Saved data entries ->
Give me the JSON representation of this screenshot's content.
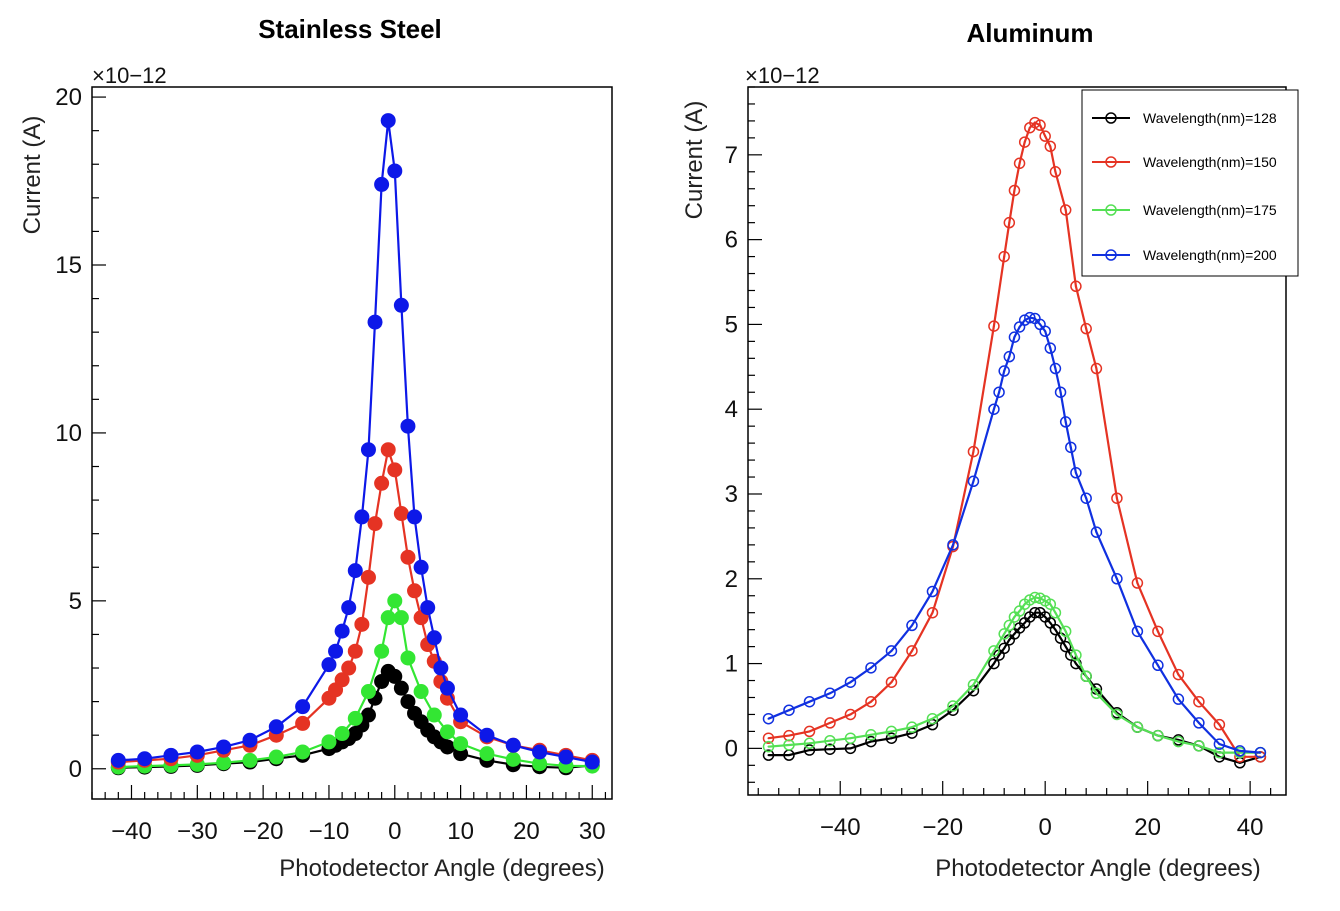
{
  "figure": {
    "description_panels": [
      "Stainless Steel",
      "Aluminum"
    ]
  },
  "chart_data": [
    {
      "type": "line",
      "title": "Stainless Steel",
      "xlabel": "Photodetector Angle (degrees)",
      "ylabel": "Current (A)",
      "exponent": "×10−12",
      "xlim": [
        -46,
        33
      ],
      "ylim": [
        -0.9,
        20.3
      ],
      "xticks": [
        -40,
        -30,
        -20,
        -10,
        0,
        10,
        20,
        30
      ],
      "yticks": [
        0,
        5,
        10,
        15,
        20
      ],
      "marker": "filled",
      "series": [
        {
          "name": "Wavelength(nm)=128",
          "color": "#000000",
          "x": [
            -42,
            -38,
            -34,
            -30,
            -26,
            -22,
            -18,
            -14,
            -10,
            -9,
            -8,
            -7,
            -6,
            -5,
            -4,
            -3,
            -2,
            -1,
            0,
            1,
            2,
            3,
            4,
            5,
            6,
            7,
            8,
            10,
            14,
            18,
            22,
            26,
            30
          ],
          "y": [
            0.03,
            0.05,
            0.07,
            0.1,
            0.15,
            0.2,
            0.3,
            0.4,
            0.6,
            0.7,
            0.8,
            0.9,
            1.05,
            1.3,
            1.6,
            2.1,
            2.6,
            2.9,
            2.75,
            2.4,
            2.0,
            1.65,
            1.4,
            1.15,
            0.95,
            0.8,
            0.65,
            0.45,
            0.25,
            0.12,
            0.06,
            0.03,
            0.1
          ]
        },
        {
          "name": "Wavelength(nm)=175",
          "color": "#33e633",
          "x": [
            -42,
            -38,
            -34,
            -30,
            -26,
            -22,
            -18,
            -14,
            -10,
            -8,
            -6,
            -4,
            -2,
            -1,
            0,
            1,
            2,
            4,
            6,
            8,
            10,
            14,
            18,
            22,
            26,
            30
          ],
          "y": [
            0.05,
            0.08,
            0.1,
            0.13,
            0.18,
            0.25,
            0.35,
            0.5,
            0.8,
            1.05,
            1.5,
            2.3,
            3.5,
            4.5,
            5.0,
            4.5,
            3.3,
            2.3,
            1.6,
            1.1,
            0.75,
            0.45,
            0.28,
            0.15,
            0.09,
            0.08
          ]
        },
        {
          "name": "Wavelength(nm)=150",
          "color": "#e53323",
          "x": [
            -42,
            -38,
            -34,
            -30,
            -26,
            -22,
            -18,
            -14,
            -10,
            -9,
            -8,
            -7,
            -6,
            -5,
            -4,
            -3,
            -2,
            -1,
            0,
            1,
            2,
            3,
            4,
            5,
            6,
            7,
            8,
            10,
            14,
            18,
            22,
            26,
            30
          ],
          "y": [
            0.2,
            0.25,
            0.3,
            0.4,
            0.55,
            0.7,
            1.0,
            1.35,
            2.1,
            2.35,
            2.65,
            3.0,
            3.5,
            4.3,
            5.7,
            7.3,
            8.5,
            9.5,
            8.9,
            7.6,
            6.3,
            5.3,
            4.5,
            3.7,
            3.2,
            2.6,
            2.1,
            1.4,
            0.95,
            0.7,
            0.55,
            0.4,
            0.25
          ]
        },
        {
          "name": "Wavelength(nm)=200",
          "color": "#0d18e8",
          "x": [
            -42,
            -38,
            -34,
            -30,
            -26,
            -22,
            -18,
            -14,
            -10,
            -9,
            -8,
            -7,
            -6,
            -5,
            -4,
            -3,
            -2,
            -1,
            0,
            1,
            2,
            3,
            4,
            5,
            6,
            7,
            8,
            10,
            14,
            18,
            22,
            26,
            30
          ],
          "y": [
            0.25,
            0.3,
            0.4,
            0.5,
            0.65,
            0.85,
            1.25,
            1.85,
            3.1,
            3.5,
            4.1,
            4.8,
            5.9,
            7.5,
            9.5,
            13.3,
            17.4,
            19.3,
            17.8,
            13.8,
            10.2,
            7.5,
            6.0,
            4.8,
            3.9,
            3.0,
            2.4,
            1.6,
            1.0,
            0.7,
            0.5,
            0.35,
            0.2
          ]
        }
      ]
    },
    {
      "type": "line",
      "title": "Aluminum",
      "xlabel": "Photodetector Angle (degrees)",
      "ylabel": "Current (A)",
      "exponent": "×10−12",
      "xlim": [
        -58,
        47
      ],
      "ylim": [
        -0.55,
        7.8
      ],
      "xticks": [
        -40,
        -20,
        0,
        20,
        40
      ],
      "yticks": [
        0,
        1,
        2,
        3,
        4,
        5,
        6,
        7
      ],
      "marker": "open",
      "legend": "top-right",
      "series": [
        {
          "name": "Wavelength(nm)=128",
          "color": "#000000",
          "x": [
            -54,
            -50,
            -46,
            -42,
            -38,
            -34,
            -30,
            -26,
            -22,
            -18,
            -14,
            -10,
            -9,
            -8,
            -7,
            -6,
            -5,
            -4,
            -3,
            -2,
            -1,
            0,
            1,
            2,
            3,
            4,
            5,
            6,
            8,
            10,
            14,
            18,
            22,
            26,
            30,
            34,
            38,
            42
          ],
          "y": [
            -0.08,
            -0.08,
            -0.02,
            -0.01,
            0.0,
            0.08,
            0.12,
            0.18,
            0.28,
            0.45,
            0.68,
            1.0,
            1.1,
            1.18,
            1.28,
            1.35,
            1.42,
            1.48,
            1.55,
            1.6,
            1.6,
            1.55,
            1.48,
            1.4,
            1.3,
            1.2,
            1.1,
            1.0,
            0.85,
            0.7,
            0.42,
            0.25,
            0.15,
            0.1,
            0.03,
            -0.1,
            -0.17,
            -0.1
          ]
        },
        {
          "name": "Wavelength(nm)=150",
          "color": "#e53323",
          "x": [
            -54,
            -50,
            -46,
            -42,
            -38,
            -34,
            -30,
            -26,
            -22,
            -18,
            -14,
            -10,
            -8,
            -7,
            -6,
            -5,
            -4,
            -3,
            -2,
            -1,
            0,
            1,
            2,
            4,
            6,
            8,
            10,
            14,
            18,
            22,
            26,
            30,
            34,
            38,
            42
          ],
          "y": [
            0.12,
            0.15,
            0.2,
            0.3,
            0.4,
            0.55,
            0.78,
            1.15,
            1.6,
            2.38,
            3.5,
            4.98,
            5.8,
            6.2,
            6.58,
            6.9,
            7.15,
            7.32,
            7.38,
            7.35,
            7.22,
            7.1,
            6.8,
            6.35,
            5.45,
            4.95,
            4.48,
            2.95,
            1.95,
            1.38,
            0.87,
            0.55,
            0.28,
            -0.1,
            -0.1
          ]
        },
        {
          "name": "Wavelength(nm)=175",
          "color": "#55e055",
          "x": [
            -54,
            -50,
            -46,
            -42,
            -38,
            -34,
            -30,
            -26,
            -22,
            -18,
            -14,
            -10,
            -8,
            -7,
            -6,
            -5,
            -4,
            -3,
            -2,
            -1,
            0,
            1,
            2,
            4,
            6,
            8,
            10,
            14,
            18,
            22,
            26,
            30,
            34,
            38,
            42
          ],
          "y": [
            0.02,
            0.04,
            0.06,
            0.09,
            0.12,
            0.16,
            0.2,
            0.25,
            0.35,
            0.5,
            0.75,
            1.15,
            1.35,
            1.45,
            1.55,
            1.62,
            1.7,
            1.75,
            1.78,
            1.77,
            1.74,
            1.7,
            1.6,
            1.38,
            1.1,
            0.85,
            0.65,
            0.4,
            0.25,
            0.15,
            0.08,
            0.03,
            -0.05,
            -0.05,
            -0.05
          ]
        },
        {
          "name": "Wavelength(nm)=200",
          "color": "#1030e0",
          "x": [
            -54,
            -50,
            -46,
            -42,
            -38,
            -34,
            -30,
            -26,
            -22,
            -18,
            -14,
            -10,
            -9,
            -8,
            -7,
            -6,
            -5,
            -4,
            -3,
            -2,
            -1,
            0,
            1,
            2,
            3,
            4,
            5,
            6,
            8,
            10,
            14,
            18,
            22,
            26,
            30,
            34,
            38,
            42
          ],
          "y": [
            0.35,
            0.45,
            0.55,
            0.65,
            0.78,
            0.95,
            1.15,
            1.45,
            1.85,
            2.4,
            3.15,
            4.0,
            4.2,
            4.45,
            4.62,
            4.85,
            4.97,
            5.05,
            5.08,
            5.07,
            5.0,
            4.92,
            4.72,
            4.48,
            4.2,
            3.85,
            3.55,
            3.25,
            2.95,
            2.55,
            2.0,
            1.38,
            0.98,
            0.58,
            0.3,
            0.05,
            -0.03,
            -0.05
          ]
        }
      ]
    }
  ]
}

Task brief -> Collect, from the material above, every line containing the word "Stainless".

Response for this exercise ->
      "Stainless Steel",
      "title": "Stainless Steel",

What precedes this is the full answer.